SELECTION:
= Vehicular communication systems =

Computer networks in which vehicles and roadside units are the communicating nodes

Vehicular communication systems are computer networks in which vehicles and roadside units are the communicating nodes, providing each other with information, such as safety warnings and traffic information. They can be effective in avoiding accidents and traffic congestion. Both types of nodes are dedicated short-range communications (DSRC) devices. DSRC works in 5.9 GHz band with bandwidth of 75 MHz and approximate range of 300 m. Vehicular communications is usually developed as a part of intelligent transportation systems (ITS).

== History ==
The beginnings of vehicular communications go back to the 1970s. Work began on projects such as Electronic Route Guidance System (ERGS) and CACS in the United States and Japan respectively. While the term inter-vehicle communication (IVC) began to circulate in the early 1980s. Various media were used before the standardization activities began, such as lasers, infrared, and radio waves.

The PATH project in the United States between 1986 and 1997 was an important breakthrough in vehicular communications projects. Projects related to vehicular communications in Europe were launched with the PROMETHEUS project between 1986 and 1995. Numerous subsequent projects have been implemented all over the world such as the Advanced Safety Vehicle (ASV) program, CHAUFFEUR I and II, FleetNet, CarTALK 2000, etc.

In the early 2000s, the term vehicular ad hoc network (VANET) was introduced as an application of the principles of mobile ad hoc networks (MANETs) to the vehicular field. The terms VANET and IVC do not differ and are used interchangeably to refer to communications between vehicles with or without reliance on roadside infrastructure, although some have argued that IVC refers to direct V2V connections only. Many projects have appeared in EU, Japan, USA and other parts of the world for example, ETC, SAFESPOT, PReVENT, COMeSafety, NoW, IVI.

Several terms have been used to refer to vehicular communications. These acronyms differ from each other either in historical context, technology used, standard, or country (vehicle telematics, DSRC, WAVE, VANET, IoV, 802.11p, ITS-G5, V2X). Currently, cellular based on 3GPP-Release 16 and WiFi based on IEEE 802.11p have proven to be potential communication technologies enabling connected vehicles. However, this does not negate that other technologies for example, VLC, ZigBee, WiMAX, microwave, mmWave are still a vehicular communication research area.

SOURCE EXCERPT:
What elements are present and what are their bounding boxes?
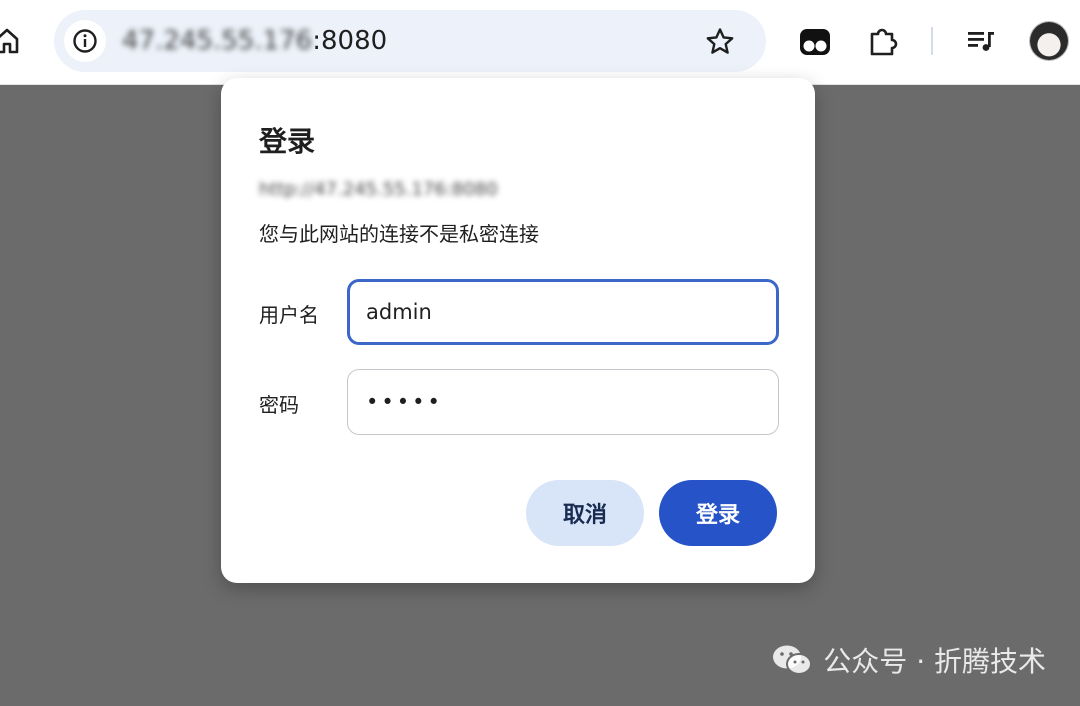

TASK A:
Answer these questions from the text on vehicular communication systems:
(i) In which frequency band does DSRC work?
(ii) Between which years did the PATH project run in the United States?
(iii) What term was introduced in the early 2000s for applying the principles of mobile ad hoc networks to the vehicular field?
TASK B:
Write the next part of the text on vehicular communication systems, picking up after its final sentence.

RIGHT ANSWER A:
(i) The 5.9 GHz band.
(ii) Between 1986 and 1997.
(iii) Vehicular ad hoc network (VANET).

RIGHT ANSWER B:
Many organizations and governmental agencies are concerned with issuing standards and regulation for vehicular communication (ASTM, IEEE, ETSI, SAE, 3GPP, ARIB, TTC, TTA, CCSA, ITU, 5GAA, ITS America, ERTICO, ITS Asia-Pacific). 3GPP is working on standards and specifications for cellular-based V2X communications, while IEEE is working through the study group Next Generation V2X (NGV) on the issuance of the standard 802.11bd.

== Safety benefits ==
The main motivation for vehicular communication systems is safety and eliminating the excessive cost of traffic collisions. According to the World Health Organization (WHO), road accidents annually cause approximately 1.2 million deaths worldwide; one fourth of all deaths caused by injury. Also about 50 million persons are injured in traffic accidents. Road death was the ninth-leading cause of death in 1990. A study from the American Automobile Association (AAA) concluded that car crashes cost the United States $300 billion per year. It can be used for automated traffic intersection control.

However the deaths caused by car crashes are in principle avoidable. The U.S. Department of Transportation states that 21,000 of the annual 43,000 road accident deaths in the US are caused by roadway departures and intersection-related incidents. This number can be significantly lowered by deploying local warning systems through vehicular communications. Departing vehicles can inform other vehicles that they intend to depart the highway and arriving cars at intersections can send warning messages to other cars traversing that intersection. They can also notify when they intend to change lanes or if there is a traffic jam.
According to a 2010 study by the US National Highway Traffic Safety Administration, vehicular communication systems could help avoid up to 79% of all traffic accidents.
Studies show that in Western Europe a mere 5 km/h decrease in average vehicle speeds could result in 25% decrease in deaths.

== Vehicle-to-vehicle ==

Over the years, there have been considerable research and projects in this area, applying VANETs for a variety of applications, ranging from safety to navigation and law enforcement. In December 2016, the US Department of Transportation proposed draft rules that would gradually make V2V communication capabilities to be mandatory for light-duty vehicles. The technology is not completely specified, so critics have argued that manufacturers "could not take what’s in this document and know what their responsibility will be under the Federal Motor Vehicle Safety Standards". PKI (public key infrastructure) is the current security system being used in V2V communications.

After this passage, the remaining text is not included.